Instruction>
Restate, word for word, every line of the data.

Collected data entries>
╔══
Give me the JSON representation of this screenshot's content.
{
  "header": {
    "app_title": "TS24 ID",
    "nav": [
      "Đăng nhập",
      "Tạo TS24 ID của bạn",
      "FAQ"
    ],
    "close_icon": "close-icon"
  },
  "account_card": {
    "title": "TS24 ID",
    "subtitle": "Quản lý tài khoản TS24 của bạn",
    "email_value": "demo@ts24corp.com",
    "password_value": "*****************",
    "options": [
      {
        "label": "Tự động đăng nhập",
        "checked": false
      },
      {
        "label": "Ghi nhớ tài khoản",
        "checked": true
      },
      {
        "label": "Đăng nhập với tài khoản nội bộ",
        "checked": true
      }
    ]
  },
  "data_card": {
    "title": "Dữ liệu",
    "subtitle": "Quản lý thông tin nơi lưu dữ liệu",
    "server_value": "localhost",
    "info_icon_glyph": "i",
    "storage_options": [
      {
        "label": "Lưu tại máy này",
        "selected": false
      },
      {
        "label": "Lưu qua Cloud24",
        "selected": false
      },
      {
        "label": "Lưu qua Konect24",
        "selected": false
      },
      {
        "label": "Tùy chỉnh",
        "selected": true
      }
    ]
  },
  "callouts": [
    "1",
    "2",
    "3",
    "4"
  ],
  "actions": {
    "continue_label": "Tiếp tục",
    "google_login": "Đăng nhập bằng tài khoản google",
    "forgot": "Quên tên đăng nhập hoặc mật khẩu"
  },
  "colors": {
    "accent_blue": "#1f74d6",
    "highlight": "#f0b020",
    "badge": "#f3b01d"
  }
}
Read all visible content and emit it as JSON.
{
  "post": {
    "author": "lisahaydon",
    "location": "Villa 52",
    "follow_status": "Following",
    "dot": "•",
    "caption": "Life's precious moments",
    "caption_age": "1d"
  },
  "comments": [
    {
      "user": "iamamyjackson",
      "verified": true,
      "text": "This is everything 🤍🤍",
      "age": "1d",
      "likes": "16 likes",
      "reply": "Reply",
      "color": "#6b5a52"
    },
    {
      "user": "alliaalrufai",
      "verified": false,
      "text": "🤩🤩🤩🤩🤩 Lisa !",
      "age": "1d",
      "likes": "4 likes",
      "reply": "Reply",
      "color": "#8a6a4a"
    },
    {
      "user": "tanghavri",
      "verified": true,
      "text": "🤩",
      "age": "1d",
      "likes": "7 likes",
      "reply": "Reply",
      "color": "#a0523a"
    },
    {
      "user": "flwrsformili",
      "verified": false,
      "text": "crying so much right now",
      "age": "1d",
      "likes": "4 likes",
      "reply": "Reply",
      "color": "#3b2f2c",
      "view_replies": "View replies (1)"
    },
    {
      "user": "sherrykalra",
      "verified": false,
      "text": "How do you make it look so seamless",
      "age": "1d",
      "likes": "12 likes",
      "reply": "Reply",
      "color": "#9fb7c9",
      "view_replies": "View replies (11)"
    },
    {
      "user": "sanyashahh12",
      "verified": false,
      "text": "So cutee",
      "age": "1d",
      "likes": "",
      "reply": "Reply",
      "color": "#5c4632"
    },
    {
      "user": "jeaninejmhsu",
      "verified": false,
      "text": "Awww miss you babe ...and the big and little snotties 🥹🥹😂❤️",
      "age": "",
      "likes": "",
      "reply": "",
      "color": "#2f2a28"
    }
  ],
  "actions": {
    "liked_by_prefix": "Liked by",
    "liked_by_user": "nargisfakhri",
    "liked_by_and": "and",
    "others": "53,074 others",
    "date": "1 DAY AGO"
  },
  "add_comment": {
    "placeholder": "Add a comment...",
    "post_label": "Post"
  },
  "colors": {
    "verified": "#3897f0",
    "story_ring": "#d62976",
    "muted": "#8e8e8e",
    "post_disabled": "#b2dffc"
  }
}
╚══
Solution for this task>
Give me the JSON representation of this screenshot's content.
{
  "header": {
    "app_title": "TS24 ID",
    "nav": [
      "Đăng nhập",
      "Tạo TS24 ID của bạn",
      "FAQ"
    ],
    "close_icon": "close-icon"
  },
  "account_card": {
    "title": "TS24 ID",
    "subtitle": "Quản lý tài khoản TS24 của bạn",
    "email_value": "demo@ts24corp.com",
    "password_value": "*****************",
    "options": [
      {
        "label": "Tự động đăng nhập",
        "checked": false
      },
      {
        "label": "Ghi nhớ tài khoản",
        "checked": true
      },
      {
        "label": "Đăng nhập với tài khoản nội bộ",
        "checked": true
      }
    ]
  },
  "data_card": {
    "title": "Dữ liệu",
    "subtitle": "Quản lý thông tin nơi lưu dữ liệu",
    "server_value": "localhost",
    "info_icon_glyph": "i",
    "storage_options": [
      {
        "label": "Lưu tại máy này",
        "selected": false
      },
      {
        "label": "Lưu qua Cloud24",
        "selected": false
      },
      {
        "label": "Lưu qua Konect24",
        "selected": false
      },
      {
        "label": "Tùy chỉnh",
        "selected": true
      }
    ]
  },
  "callouts": [
    "1",
    "2",
    "3",
    "4"
  ],
  "actions": {
    "continue_label": "Tiếp tục",
    "google_login": "Đăng nhập bằng tài khoản google",
    "forgot": "Quên tên đăng nhập hoặc mật khẩu"
  },
  "colors": {
    "accent_blue": "#1f74d6",
    "highlight": "#f0b020",
    "badge": "#f3b01d"
  }
}
Read all visible content and emit it as JSON.
{
  "post": {
    "author": "lisahaydon",
    "location": "Villa 52",
    "follow_status": "Following",
    "dot": "•",
    "caption": "Life's precious moments",
    "caption_age": "1d"
  },
  "comments": [
    {
      "user": "iamamyjackson",
      "verified": true,
      "text": "This is everything 🤍🤍",
      "age": "1d",
      "likes": "16 likes",
      "reply": "Reply",
      "color": "#6b5a52"
    },
    {
      "user": "alliaalrufai",
      "verified": false,
      "text": "🤩🤩🤩🤩🤩 Lisa !",
      "age": "1d",
      "likes": "4 likes",
      "reply": "Reply",
      "color": "#8a6a4a"
    },
    {
      "user": "tanghavri",
      "verified": true,
      "text": "🤩",
      "age": "1d",
      "likes": "7 likes",
      "reply": "Reply",
      "color": "#a0523a"
    },
    {
      "user": "flwrsformili",
      "verified": false,
      "text": "crying so much right now",
      "age": "1d",
      "likes": "4 likes",
      "reply": "Reply",
      "color": "#3b2f2c",
      "view_replies": "View replies (1)"
    },
    {
      "user": "sherrykalra",
      "verified": false,
      "text": "How do you make it look so seamless",
      "age": "1d",
      "likes": "12 likes",
      "reply": "Reply",
      "color": "#9fb7c9",
      "view_replies": "View replies (11)"
    },
    {
      "user": "sanyashahh12",
      "verified": false,
      "text": "So cutee",
      "age": "1d",
      "likes": "",
      "reply": "Reply",
      "color": "#5c4632"
    },
    {
      "user": "jeaninejmhsu",
      "verified": false,
      "text": "Awww miss you babe ...and the big and little snotties 🥹🥹😂❤️",
      "age": "",
      "likes": "",
      "reply": "",
      "color": "#2f2a28"
    }
  ],
  "actions": {
    "liked_by_prefix": "Liked by",
    "liked_by_user": "nargisfakhri",
    "liked_by_and": "and",
    "others": "53,074 others",
    "date": "1 DAY AGO"
  },
  "add_comment": {
    "placeholder": "Add a comment...",
    "post_label": "Post"
  },
  "colors": {
    "verified": "#3897f0",
    "story_ring": "#d62976",
    "muted": "#8e8e8e",
    "post_disabled": "#b2dffc"
  }
}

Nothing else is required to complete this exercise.